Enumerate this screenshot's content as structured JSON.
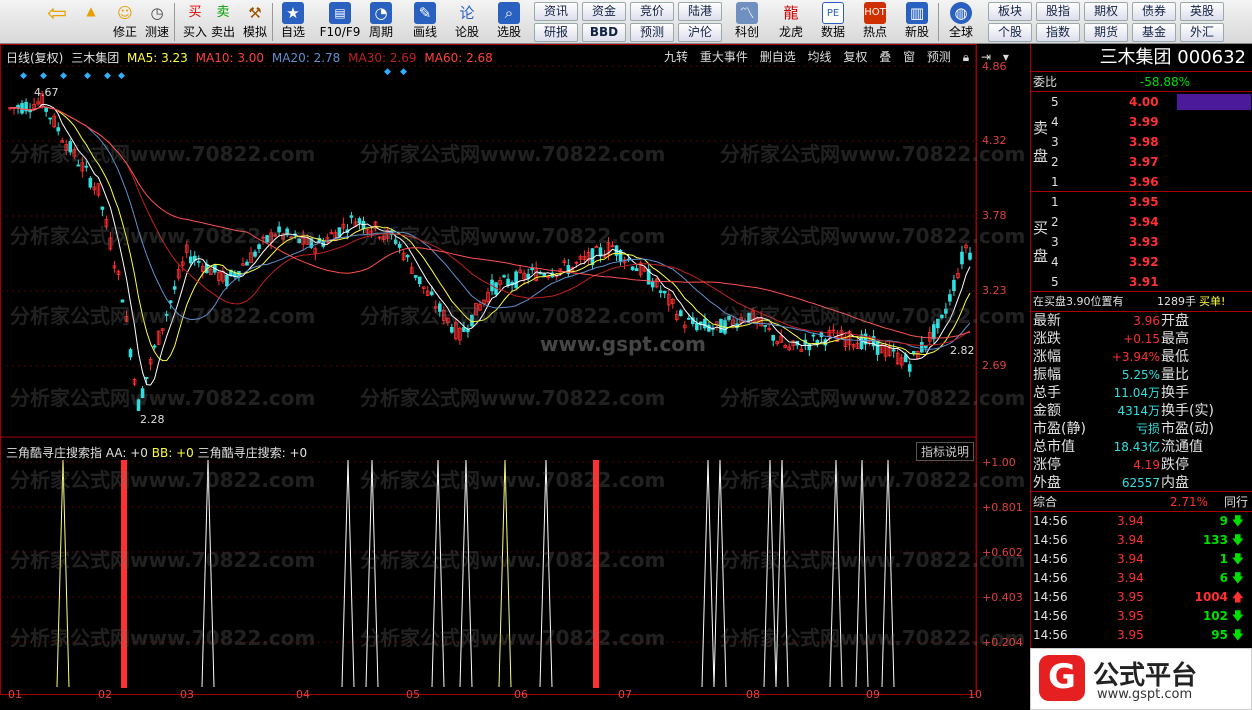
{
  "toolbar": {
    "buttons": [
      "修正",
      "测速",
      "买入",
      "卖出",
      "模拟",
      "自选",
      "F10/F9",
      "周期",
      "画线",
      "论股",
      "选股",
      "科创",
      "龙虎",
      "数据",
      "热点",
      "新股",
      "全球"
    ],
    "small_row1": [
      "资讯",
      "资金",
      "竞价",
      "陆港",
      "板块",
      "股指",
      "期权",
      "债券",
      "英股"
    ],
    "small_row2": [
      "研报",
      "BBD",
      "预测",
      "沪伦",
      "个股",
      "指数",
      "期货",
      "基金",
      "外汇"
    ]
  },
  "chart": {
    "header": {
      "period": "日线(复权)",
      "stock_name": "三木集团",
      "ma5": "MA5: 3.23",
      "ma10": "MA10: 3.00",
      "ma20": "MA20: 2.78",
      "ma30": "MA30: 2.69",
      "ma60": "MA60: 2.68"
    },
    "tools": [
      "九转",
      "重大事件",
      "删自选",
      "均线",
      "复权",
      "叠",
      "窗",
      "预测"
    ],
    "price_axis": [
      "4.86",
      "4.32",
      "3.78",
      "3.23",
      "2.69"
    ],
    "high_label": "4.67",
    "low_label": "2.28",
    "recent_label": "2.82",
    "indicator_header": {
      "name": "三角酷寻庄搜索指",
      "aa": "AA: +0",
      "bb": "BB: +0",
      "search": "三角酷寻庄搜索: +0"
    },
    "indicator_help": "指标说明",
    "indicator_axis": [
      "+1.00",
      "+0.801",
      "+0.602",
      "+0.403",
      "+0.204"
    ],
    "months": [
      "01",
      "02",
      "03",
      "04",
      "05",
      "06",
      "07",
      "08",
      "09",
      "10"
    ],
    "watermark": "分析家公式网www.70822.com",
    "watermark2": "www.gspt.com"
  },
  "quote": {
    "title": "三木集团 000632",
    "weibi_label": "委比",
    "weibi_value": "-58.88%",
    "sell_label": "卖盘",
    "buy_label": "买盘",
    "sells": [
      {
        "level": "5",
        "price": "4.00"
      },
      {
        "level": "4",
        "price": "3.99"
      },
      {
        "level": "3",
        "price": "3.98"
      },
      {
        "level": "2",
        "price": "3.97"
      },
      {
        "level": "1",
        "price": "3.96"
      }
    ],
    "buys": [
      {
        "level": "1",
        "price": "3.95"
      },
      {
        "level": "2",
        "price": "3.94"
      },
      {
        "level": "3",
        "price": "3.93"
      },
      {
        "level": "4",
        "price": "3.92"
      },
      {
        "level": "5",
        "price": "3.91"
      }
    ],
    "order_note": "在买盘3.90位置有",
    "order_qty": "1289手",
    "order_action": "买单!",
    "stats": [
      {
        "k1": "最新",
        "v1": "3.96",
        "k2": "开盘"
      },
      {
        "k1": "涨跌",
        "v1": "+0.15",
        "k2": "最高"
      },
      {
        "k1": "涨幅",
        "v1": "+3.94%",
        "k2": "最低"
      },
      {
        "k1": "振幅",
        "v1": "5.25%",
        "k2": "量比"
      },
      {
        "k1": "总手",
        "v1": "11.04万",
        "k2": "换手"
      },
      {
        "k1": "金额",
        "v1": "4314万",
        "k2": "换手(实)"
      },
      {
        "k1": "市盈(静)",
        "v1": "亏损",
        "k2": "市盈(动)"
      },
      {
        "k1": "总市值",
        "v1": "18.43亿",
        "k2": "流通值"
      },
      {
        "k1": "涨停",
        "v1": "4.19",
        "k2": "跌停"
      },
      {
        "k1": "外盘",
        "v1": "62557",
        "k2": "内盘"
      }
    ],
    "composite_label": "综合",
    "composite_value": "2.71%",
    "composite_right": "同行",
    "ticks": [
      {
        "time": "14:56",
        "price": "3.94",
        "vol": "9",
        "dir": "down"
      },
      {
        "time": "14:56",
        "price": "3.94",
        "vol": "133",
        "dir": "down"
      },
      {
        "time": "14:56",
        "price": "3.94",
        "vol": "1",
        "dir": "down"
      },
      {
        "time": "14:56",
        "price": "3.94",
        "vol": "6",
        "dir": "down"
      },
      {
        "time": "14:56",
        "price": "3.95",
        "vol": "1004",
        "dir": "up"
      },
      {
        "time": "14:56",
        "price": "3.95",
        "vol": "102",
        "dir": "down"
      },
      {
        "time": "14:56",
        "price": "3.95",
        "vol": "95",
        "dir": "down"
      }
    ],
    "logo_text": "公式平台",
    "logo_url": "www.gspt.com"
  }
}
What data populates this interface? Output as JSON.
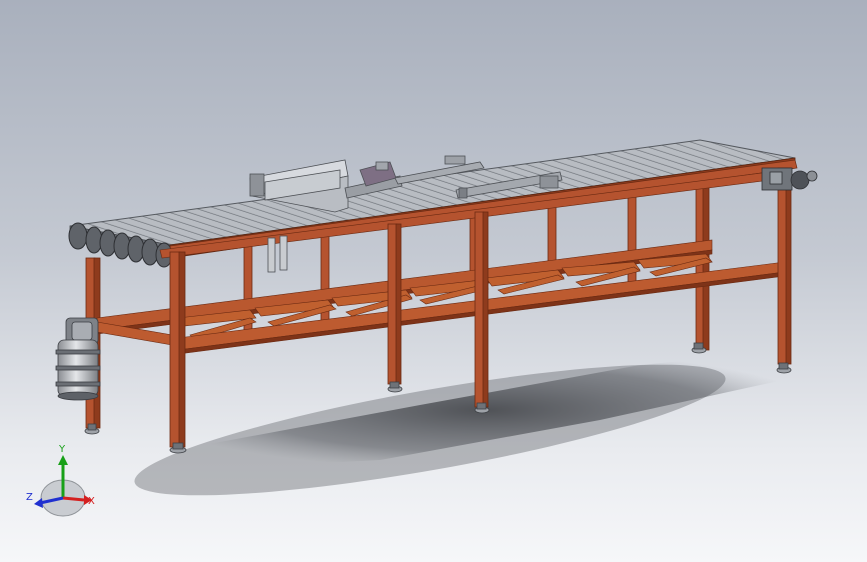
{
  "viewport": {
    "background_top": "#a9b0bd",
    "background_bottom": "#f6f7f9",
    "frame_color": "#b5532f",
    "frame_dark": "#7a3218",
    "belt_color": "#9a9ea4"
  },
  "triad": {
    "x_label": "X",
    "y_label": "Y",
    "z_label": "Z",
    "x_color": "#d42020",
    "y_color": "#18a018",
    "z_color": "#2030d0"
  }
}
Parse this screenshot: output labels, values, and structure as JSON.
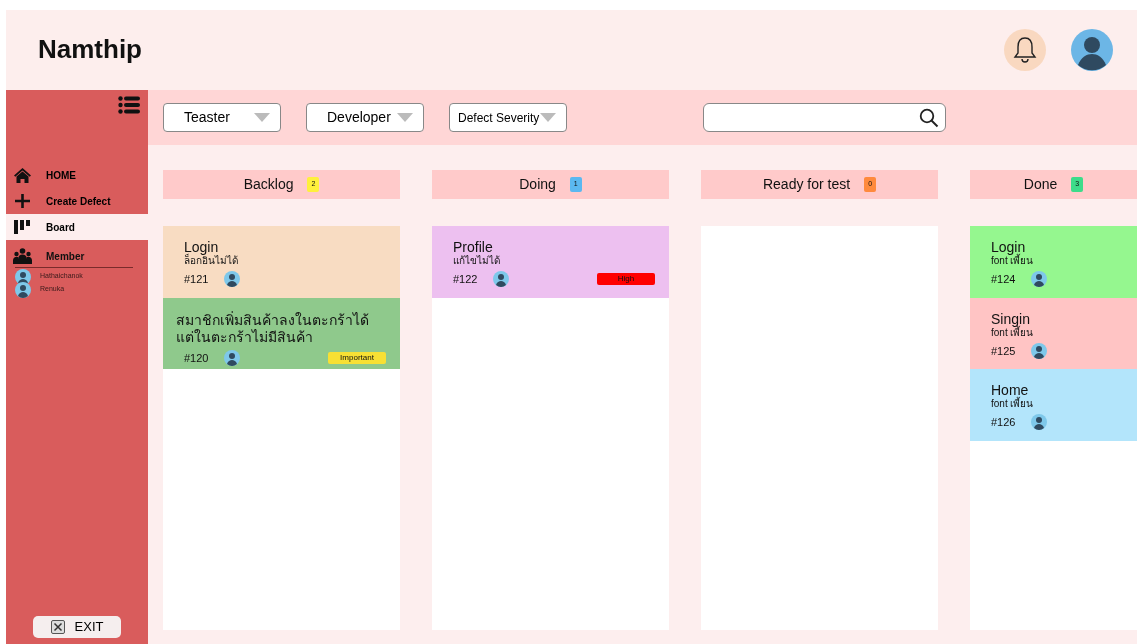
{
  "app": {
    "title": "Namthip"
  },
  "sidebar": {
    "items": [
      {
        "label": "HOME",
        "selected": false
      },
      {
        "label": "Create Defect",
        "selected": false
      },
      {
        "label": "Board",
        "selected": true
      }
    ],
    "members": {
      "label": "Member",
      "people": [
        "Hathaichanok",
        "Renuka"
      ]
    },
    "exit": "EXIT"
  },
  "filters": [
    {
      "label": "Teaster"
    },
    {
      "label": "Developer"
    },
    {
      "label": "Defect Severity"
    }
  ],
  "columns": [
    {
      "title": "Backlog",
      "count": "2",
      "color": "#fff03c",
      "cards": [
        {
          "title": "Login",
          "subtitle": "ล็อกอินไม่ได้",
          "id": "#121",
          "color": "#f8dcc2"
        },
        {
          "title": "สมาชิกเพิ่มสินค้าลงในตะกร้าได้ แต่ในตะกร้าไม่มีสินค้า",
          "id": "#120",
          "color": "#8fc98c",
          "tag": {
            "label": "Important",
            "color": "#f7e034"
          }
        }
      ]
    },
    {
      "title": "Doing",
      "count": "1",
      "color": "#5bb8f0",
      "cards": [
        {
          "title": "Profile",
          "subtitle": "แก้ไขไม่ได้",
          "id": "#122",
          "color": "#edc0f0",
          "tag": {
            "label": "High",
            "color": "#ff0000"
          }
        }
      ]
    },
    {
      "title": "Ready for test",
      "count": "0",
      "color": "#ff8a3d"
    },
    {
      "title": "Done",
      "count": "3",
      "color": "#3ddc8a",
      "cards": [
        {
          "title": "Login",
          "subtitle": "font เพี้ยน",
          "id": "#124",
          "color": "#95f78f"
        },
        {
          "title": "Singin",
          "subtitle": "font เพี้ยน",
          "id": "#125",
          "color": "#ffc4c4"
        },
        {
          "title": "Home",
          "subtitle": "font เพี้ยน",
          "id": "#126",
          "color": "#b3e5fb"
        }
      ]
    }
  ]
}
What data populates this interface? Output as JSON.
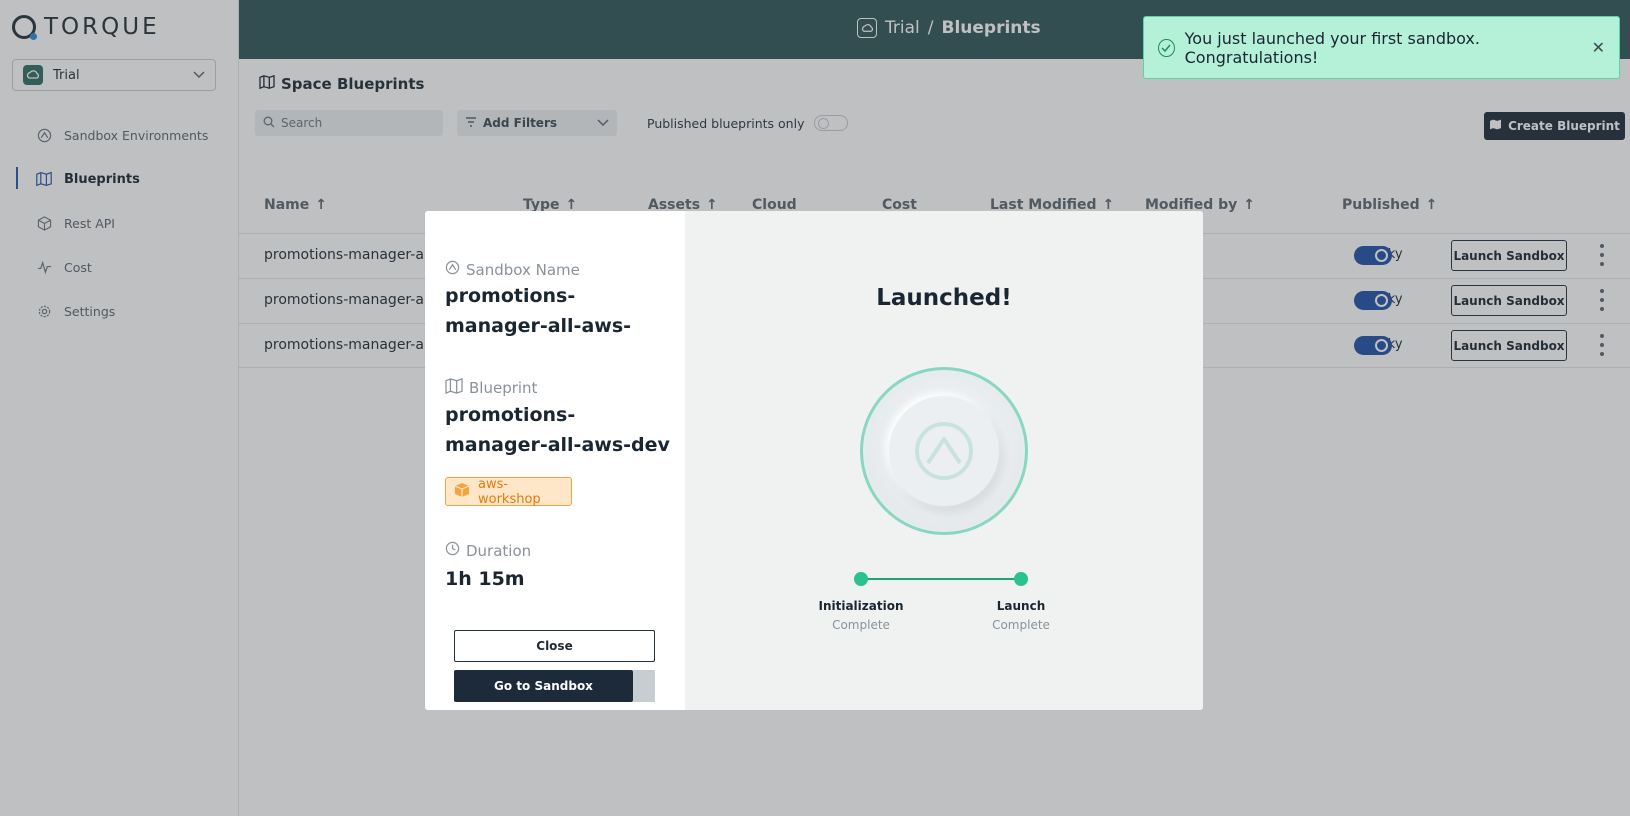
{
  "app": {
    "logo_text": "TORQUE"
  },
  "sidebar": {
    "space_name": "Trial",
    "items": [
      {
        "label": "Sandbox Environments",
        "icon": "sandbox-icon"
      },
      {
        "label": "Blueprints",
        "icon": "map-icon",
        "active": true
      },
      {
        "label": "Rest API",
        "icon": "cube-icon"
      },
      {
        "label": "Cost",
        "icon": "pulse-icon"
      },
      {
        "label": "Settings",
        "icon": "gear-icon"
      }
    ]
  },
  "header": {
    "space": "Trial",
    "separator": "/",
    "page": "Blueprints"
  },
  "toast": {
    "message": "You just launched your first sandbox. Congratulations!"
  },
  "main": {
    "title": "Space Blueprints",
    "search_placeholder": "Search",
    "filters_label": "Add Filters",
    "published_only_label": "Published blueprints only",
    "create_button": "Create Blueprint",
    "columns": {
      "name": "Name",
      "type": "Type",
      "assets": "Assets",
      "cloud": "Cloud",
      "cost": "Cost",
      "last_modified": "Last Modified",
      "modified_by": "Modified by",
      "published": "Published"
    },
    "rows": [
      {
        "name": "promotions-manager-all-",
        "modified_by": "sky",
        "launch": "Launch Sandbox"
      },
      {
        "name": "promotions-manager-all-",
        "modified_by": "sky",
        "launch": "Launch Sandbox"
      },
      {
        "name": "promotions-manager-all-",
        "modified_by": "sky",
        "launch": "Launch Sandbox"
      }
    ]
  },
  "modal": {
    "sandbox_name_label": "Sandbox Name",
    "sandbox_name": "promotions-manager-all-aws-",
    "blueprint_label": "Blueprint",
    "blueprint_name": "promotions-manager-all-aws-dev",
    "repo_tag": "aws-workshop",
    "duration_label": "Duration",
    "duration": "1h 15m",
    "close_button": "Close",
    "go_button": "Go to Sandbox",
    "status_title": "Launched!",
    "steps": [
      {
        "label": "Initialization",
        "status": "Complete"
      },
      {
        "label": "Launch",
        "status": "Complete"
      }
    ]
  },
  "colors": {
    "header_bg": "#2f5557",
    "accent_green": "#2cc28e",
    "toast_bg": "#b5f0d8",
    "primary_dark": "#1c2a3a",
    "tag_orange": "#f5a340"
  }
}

# TASK TO COMPLETE
Copy every line above that includes the string "Defect".

# FINAL ANSWER
        "label": "Create Defect",
      "label": "Defect Severity"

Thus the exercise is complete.